## start Material shown

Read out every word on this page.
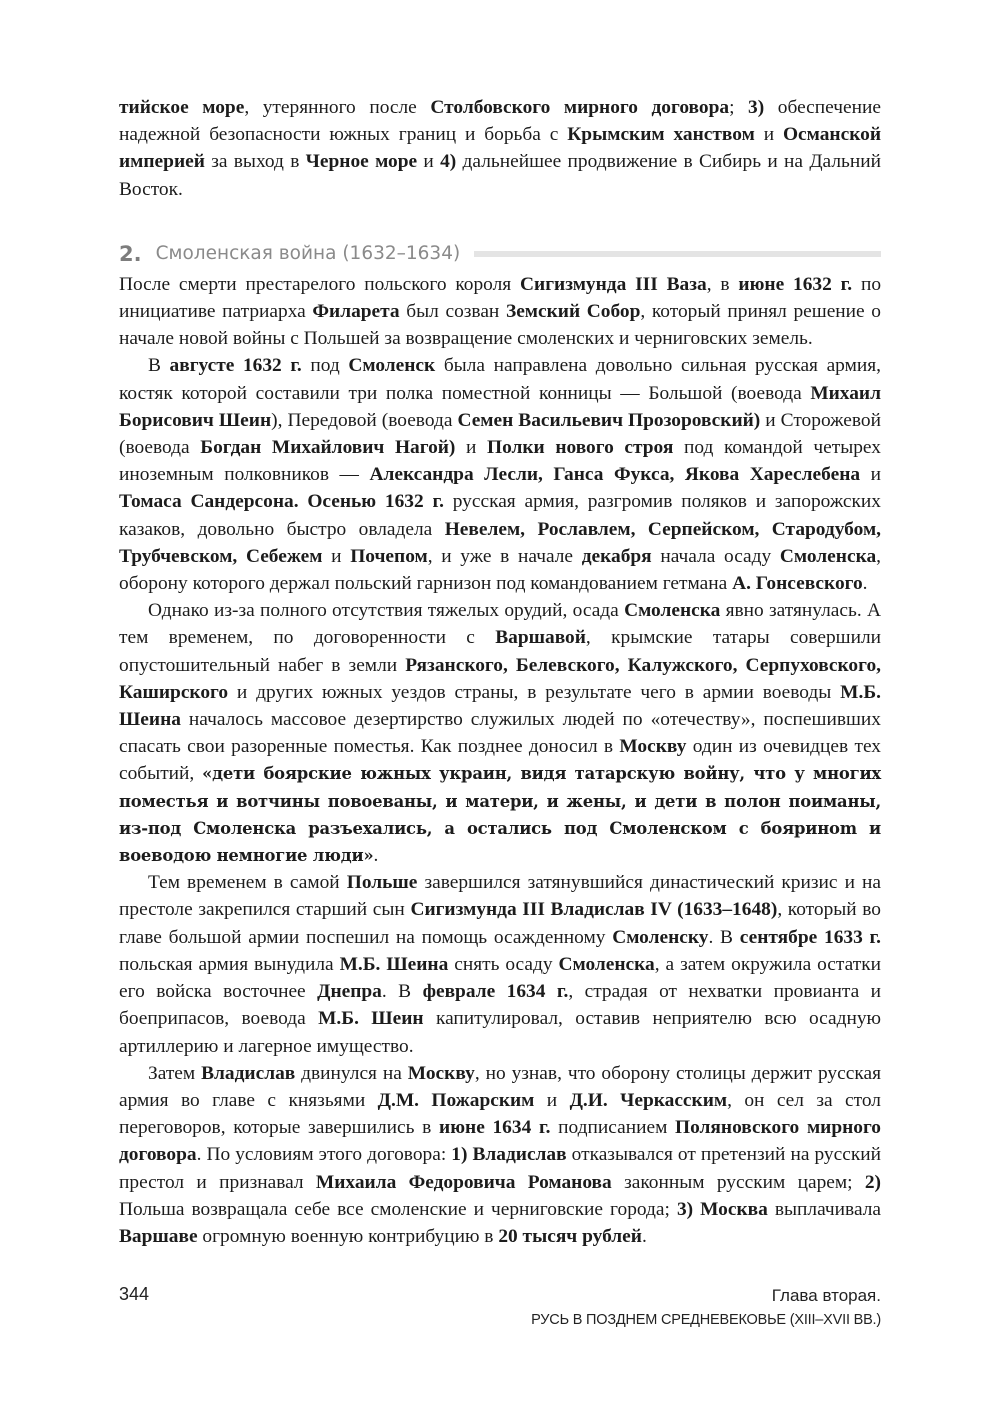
тийское море, утерянного после Столбовского мирного договора; 3) обеспечение надежной безопасности южных границ и борьба с Крымским ханством и Османской империей за выход в Черное море и 4) дальнейшее продвижение в Сибирь и на Дальний Восток.

2. Смоленская война (1632–1634)

После смерти престарелого польского короля Сигизмунда III Ваза, в июне 1632 г. по инициативе патриарха Филарета был созван Земский Собор, который принял решение о начале новой войны с Польшей за возвращение смоленских и черниговских земель.

В августе 1632 г. под Смоленск была направлена довольно сильная русская армия, костяк которой составили три полка поместной конницы — Большой (воевода Михаил Борисович Шеин), Передовой (воевода Семен Васильевич Прозоровский) и Сторожевой (воевода Богдан Михайлович Нагой) и Полки нового строя под командой четырех иноземным полковников — Александра Лесли, Ганса Фукса, Якова Хареслебена и Томаса Сандерсона. Осенью 1632 г. русская армия, разгромив поляков и запорожских казаков, довольно быстро овладела Невелем, Рославлем, Серпейском, Стародубом, Трубчевском, Себежем и Почепом, и уже в начале декабря начала осаду Смоленска, оборону которого держал польский гарнизон под командованием гетмана А. Гонсевского.

Однако из-за полного отсутствия тяжелых орудий, осада Смоленска явно затянулась. А тем временем, по договоренности с Варшавой, крымские татары совершили опустошительный набег в земли Рязанского, Белевского, Калужского, Серпуховского, Каширского и других южных уездов страны, в результате чего в армии воеводы М.Б. Шеина началось массовое дезертирство служилых людей по «отечеству», поспешивших спасать свои разоренные поместья. Как позднее доносил в Москву один из очевидцев тех событий, «дети боярские южных украин, видя татарскую войну, что у многих поместья и вотчины повоеваны, и матери, и жены, и дети в полон поиманы, из-под Смоленска разъехались, а остались под Смоленском с бояриноm и воеводою немногие люди».

Тем временем в самой Польше завершился затянувшийся династический кризис и на престоле закрепился старший сын Сигизмунда III Владислав IV (1633–1648), который во главе большой армии поспешил на помощь осажденному Смоленску. В сентябре 1633 г. польская армия вынудила М.Б. Шеина снять осаду Смоленска, а затем окружила остатки его войска восточнее Днепра. В феврале 1634 г., страдая от нехватки провианта и боеприпасов, воевода М.Б. Шеин капитулировал, оставив неприятелю всю осадную артиллерию и лагерное имущество.

Затем Владислав двинулся на Москву, но узнав, что оборону столицы держит русская армия во главе с князьями Д.М. Пожарским и Д.И. Черкасским, он сел за стол переговоров, которые завершились в июне 1634 г. подписанием Поляновского мирного договора. По условиям этого договора: 1) Владислав отказывался от претензий на русский престол и признавал Михаила Федоровича Романова законным русским царем; 2) Польша возвращала себе все смоленские и черниговские города; 3) Москва выплачивала Варшаве огромную военную контрибуцию в 20 тысяч рублей.

344	Глава вторая.
РУСЬ В ПОЗДНЕМ СРЕДНЕВЕКОВЬЕ (XIII–XVII ВВ.)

## end Material shown

▸ **Aim of the exercise**: Tally the lines of the listing that include "который". Reply with nothing but the count.

▸ **Response to this task**: 2